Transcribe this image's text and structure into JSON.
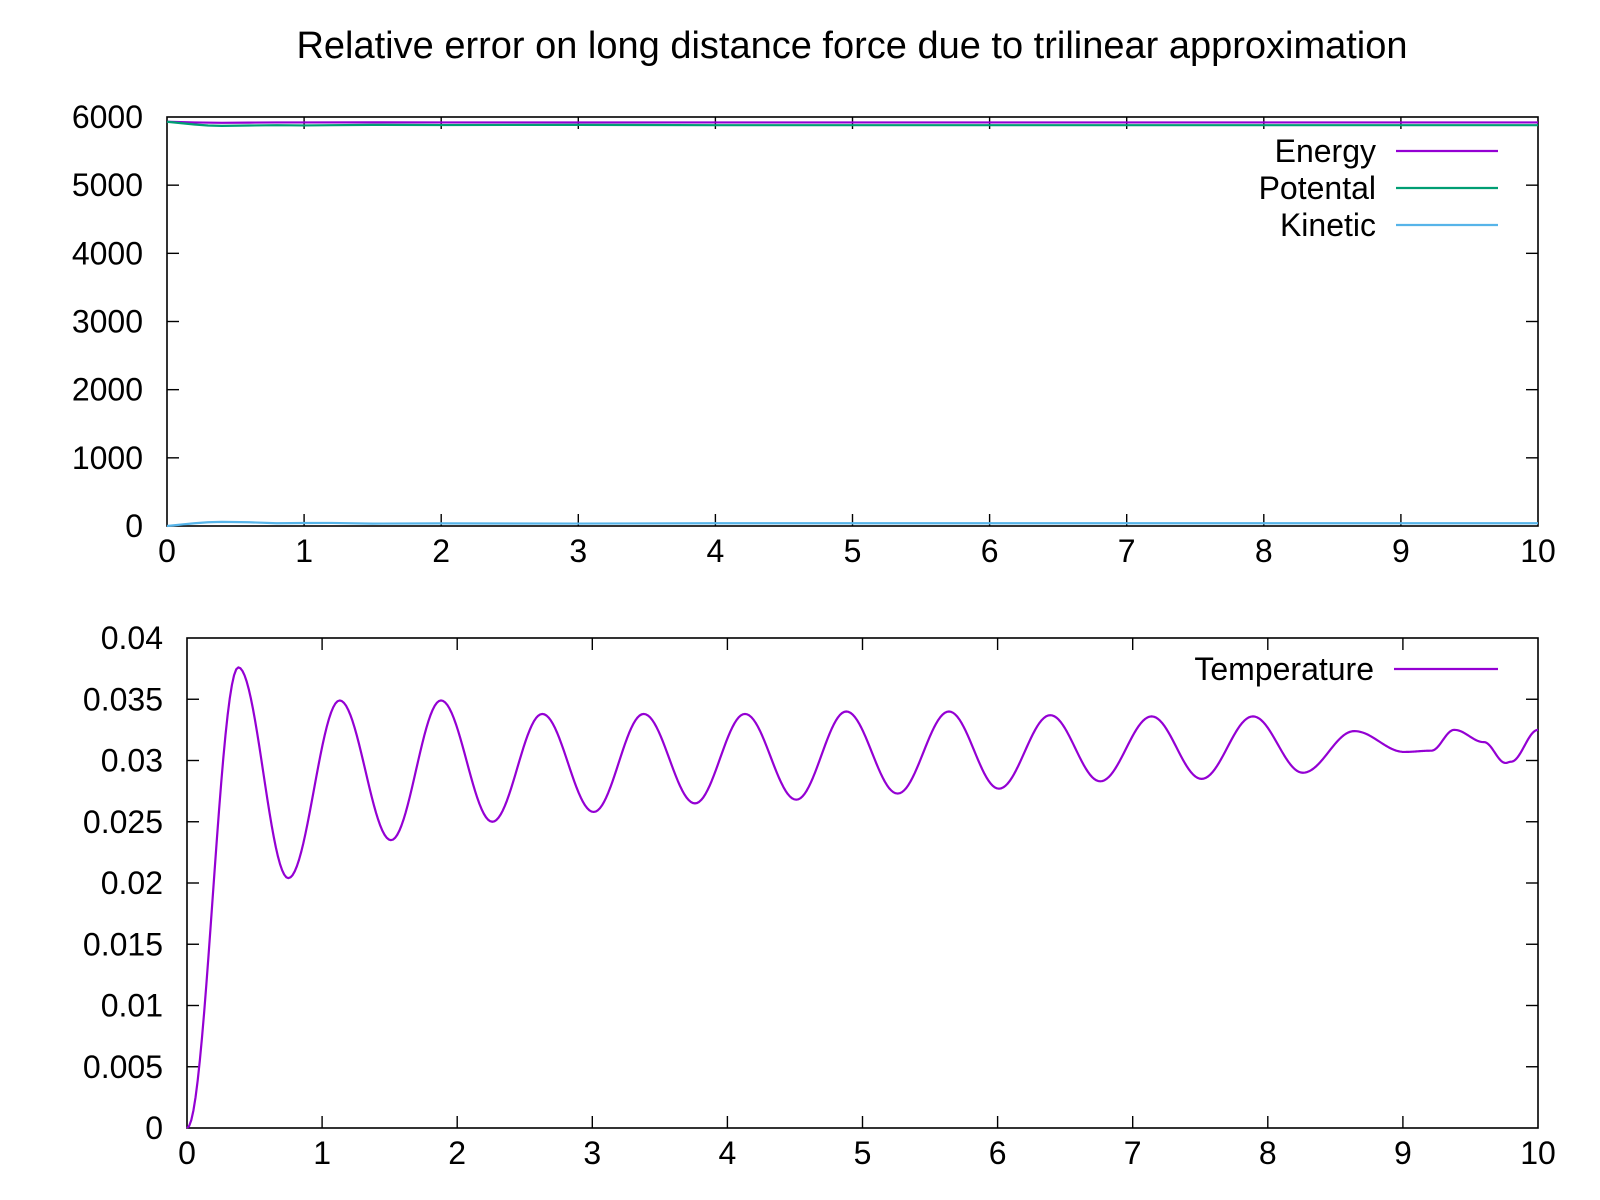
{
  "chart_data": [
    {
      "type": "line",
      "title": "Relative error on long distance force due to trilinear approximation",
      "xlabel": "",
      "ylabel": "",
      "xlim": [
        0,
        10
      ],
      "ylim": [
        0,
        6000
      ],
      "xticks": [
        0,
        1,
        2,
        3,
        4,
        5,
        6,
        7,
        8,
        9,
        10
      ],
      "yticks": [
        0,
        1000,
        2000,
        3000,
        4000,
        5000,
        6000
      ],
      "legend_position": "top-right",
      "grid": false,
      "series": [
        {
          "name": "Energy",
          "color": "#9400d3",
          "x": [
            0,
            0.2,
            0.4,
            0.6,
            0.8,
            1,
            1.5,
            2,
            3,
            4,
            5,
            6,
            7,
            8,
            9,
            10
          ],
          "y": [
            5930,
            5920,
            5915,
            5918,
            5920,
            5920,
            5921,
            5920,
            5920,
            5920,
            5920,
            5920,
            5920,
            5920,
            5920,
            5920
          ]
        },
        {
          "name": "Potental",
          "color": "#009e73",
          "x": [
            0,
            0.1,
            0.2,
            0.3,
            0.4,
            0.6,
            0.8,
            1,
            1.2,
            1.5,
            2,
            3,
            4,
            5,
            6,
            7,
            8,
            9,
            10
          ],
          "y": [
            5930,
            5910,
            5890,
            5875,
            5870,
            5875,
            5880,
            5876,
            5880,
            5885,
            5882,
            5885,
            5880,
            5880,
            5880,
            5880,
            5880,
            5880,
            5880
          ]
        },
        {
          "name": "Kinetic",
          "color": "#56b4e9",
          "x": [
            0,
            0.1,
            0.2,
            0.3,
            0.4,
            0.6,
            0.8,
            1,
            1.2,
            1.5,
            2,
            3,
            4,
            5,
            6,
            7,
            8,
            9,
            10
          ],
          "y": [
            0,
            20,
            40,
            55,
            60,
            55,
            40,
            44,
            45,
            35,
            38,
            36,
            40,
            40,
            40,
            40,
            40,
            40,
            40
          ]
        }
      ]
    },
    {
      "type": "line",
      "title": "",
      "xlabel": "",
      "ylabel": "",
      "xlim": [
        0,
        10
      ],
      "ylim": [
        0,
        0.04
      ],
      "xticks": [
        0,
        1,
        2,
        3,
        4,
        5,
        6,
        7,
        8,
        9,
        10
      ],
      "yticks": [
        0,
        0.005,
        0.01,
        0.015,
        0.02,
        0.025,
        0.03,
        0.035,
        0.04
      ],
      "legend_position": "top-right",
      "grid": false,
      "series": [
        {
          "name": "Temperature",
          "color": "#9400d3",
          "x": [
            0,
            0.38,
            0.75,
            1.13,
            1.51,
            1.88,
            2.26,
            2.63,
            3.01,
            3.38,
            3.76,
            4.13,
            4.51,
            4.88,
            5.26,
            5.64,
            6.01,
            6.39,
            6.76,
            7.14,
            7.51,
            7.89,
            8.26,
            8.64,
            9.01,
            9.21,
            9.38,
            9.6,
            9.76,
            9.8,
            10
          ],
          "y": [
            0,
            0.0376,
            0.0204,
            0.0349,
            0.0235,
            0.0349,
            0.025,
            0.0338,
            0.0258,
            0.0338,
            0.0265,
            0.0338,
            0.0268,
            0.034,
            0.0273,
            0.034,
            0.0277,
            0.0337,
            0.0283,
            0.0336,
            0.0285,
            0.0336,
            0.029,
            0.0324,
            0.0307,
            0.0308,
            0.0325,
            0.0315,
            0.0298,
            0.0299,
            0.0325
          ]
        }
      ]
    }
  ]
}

+-------+

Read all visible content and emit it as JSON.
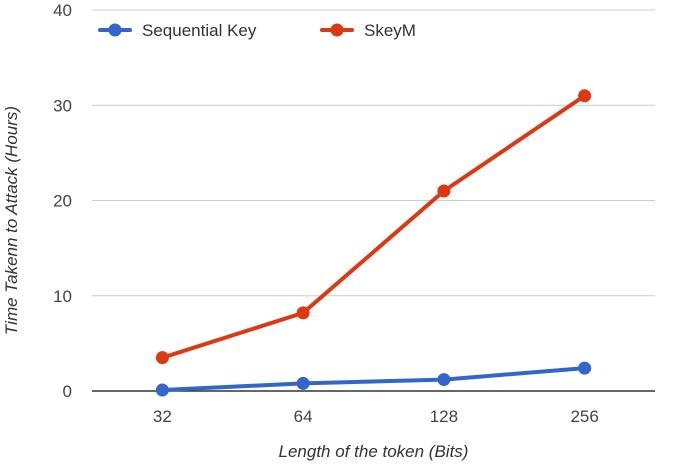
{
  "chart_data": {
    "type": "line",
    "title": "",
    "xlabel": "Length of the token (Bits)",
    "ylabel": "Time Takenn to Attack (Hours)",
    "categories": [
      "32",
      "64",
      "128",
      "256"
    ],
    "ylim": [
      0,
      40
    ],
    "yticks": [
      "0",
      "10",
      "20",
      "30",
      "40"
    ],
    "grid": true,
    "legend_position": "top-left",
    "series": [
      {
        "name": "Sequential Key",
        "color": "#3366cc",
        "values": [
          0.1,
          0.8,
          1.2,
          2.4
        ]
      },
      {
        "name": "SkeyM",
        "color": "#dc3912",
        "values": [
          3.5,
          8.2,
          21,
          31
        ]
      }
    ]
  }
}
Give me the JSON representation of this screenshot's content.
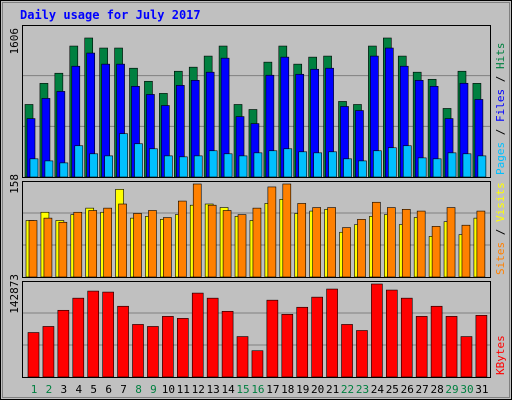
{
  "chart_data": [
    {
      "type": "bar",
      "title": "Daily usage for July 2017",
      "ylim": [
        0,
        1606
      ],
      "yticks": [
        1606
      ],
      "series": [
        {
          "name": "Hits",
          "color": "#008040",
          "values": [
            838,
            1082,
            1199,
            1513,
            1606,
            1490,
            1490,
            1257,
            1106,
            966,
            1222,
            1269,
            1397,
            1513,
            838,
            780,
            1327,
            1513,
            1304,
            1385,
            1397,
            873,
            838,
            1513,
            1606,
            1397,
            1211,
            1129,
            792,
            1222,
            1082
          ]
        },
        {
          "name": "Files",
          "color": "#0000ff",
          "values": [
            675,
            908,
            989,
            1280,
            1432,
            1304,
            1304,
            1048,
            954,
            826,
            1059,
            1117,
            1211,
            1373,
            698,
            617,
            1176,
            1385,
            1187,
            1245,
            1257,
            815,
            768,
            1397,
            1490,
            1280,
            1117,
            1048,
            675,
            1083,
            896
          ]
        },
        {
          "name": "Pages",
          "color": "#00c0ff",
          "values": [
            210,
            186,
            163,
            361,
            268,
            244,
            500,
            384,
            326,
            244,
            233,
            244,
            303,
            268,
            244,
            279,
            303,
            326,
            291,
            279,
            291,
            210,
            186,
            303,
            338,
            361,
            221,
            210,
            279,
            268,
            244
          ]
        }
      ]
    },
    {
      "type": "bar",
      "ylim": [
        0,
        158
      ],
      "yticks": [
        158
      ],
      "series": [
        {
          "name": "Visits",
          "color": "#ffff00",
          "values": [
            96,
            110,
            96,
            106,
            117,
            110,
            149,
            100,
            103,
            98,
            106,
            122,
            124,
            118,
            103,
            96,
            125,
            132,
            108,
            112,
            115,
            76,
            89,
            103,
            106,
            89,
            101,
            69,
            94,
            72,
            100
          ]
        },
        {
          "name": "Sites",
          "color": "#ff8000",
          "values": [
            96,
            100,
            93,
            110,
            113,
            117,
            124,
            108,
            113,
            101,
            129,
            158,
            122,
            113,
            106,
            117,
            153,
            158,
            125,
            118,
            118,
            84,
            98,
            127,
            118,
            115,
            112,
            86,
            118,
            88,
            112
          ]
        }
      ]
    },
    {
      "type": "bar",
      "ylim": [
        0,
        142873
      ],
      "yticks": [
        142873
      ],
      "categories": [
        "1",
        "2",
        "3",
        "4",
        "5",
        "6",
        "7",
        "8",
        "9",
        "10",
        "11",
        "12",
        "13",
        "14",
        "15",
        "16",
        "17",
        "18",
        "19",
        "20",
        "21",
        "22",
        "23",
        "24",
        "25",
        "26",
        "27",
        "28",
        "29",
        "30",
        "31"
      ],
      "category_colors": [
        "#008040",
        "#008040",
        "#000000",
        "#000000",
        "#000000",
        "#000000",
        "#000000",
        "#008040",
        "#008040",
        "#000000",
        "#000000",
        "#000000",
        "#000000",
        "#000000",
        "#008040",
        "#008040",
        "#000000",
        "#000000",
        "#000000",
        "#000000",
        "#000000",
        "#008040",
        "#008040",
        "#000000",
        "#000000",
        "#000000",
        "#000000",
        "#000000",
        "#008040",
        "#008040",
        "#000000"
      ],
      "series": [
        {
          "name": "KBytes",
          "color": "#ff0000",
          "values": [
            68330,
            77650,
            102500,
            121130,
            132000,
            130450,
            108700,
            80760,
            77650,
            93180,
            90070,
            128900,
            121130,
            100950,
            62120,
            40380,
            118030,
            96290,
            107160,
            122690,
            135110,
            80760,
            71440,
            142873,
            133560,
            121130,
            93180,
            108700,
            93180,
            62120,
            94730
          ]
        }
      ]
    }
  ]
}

+-------+

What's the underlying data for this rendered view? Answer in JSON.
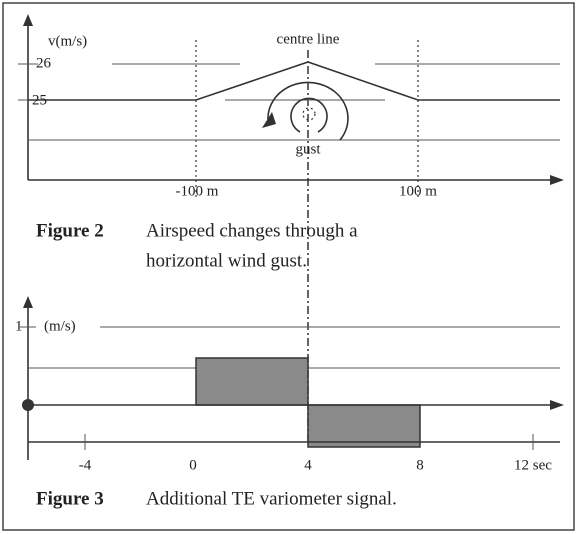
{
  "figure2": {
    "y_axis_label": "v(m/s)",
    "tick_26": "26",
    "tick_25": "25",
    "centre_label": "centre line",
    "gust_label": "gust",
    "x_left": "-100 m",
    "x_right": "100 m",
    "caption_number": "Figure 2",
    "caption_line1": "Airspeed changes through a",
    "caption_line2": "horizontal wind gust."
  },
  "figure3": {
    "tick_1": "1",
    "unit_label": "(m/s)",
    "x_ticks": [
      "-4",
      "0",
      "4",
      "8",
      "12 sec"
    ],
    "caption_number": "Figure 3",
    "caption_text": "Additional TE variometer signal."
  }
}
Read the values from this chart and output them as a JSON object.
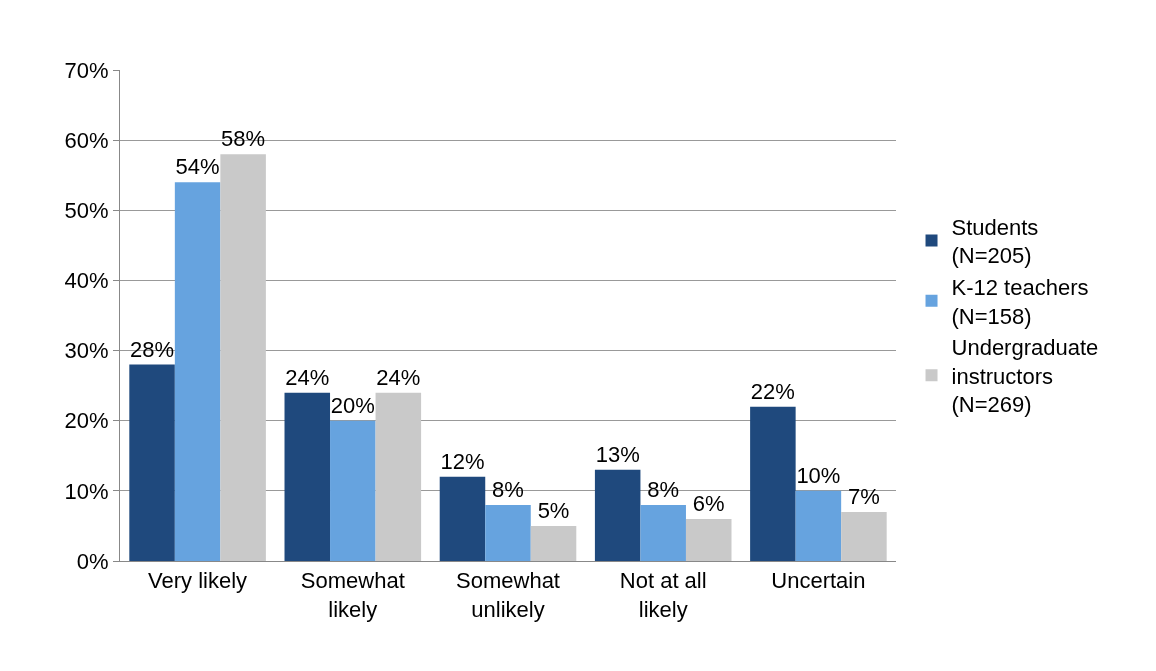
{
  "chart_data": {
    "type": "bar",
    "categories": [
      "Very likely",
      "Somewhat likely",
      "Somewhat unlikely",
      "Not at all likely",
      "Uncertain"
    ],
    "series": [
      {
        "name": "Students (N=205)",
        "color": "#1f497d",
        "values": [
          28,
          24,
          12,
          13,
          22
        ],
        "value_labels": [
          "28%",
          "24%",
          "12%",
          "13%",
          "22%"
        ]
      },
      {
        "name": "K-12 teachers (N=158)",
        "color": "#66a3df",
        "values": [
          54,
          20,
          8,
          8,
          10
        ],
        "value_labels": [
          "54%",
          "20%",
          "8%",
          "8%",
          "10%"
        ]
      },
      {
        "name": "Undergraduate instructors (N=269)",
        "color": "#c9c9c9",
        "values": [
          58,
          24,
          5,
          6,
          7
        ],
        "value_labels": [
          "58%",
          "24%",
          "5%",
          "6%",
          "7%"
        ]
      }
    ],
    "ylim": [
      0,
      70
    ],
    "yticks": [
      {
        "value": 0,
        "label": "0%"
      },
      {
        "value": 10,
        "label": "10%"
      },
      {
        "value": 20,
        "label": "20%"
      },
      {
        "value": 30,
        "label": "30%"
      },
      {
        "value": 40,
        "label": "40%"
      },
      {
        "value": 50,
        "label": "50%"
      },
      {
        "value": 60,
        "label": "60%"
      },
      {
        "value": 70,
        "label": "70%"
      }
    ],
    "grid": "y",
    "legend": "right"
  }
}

+-------+

= WHAT YOU ARE ASKED TO DO =
Your task is to collect every line above that contains the word "Read".

= TASK ANSWER =
Read all visible content and emit it as JSON.
Read the values from this chart and output them as a JSON object.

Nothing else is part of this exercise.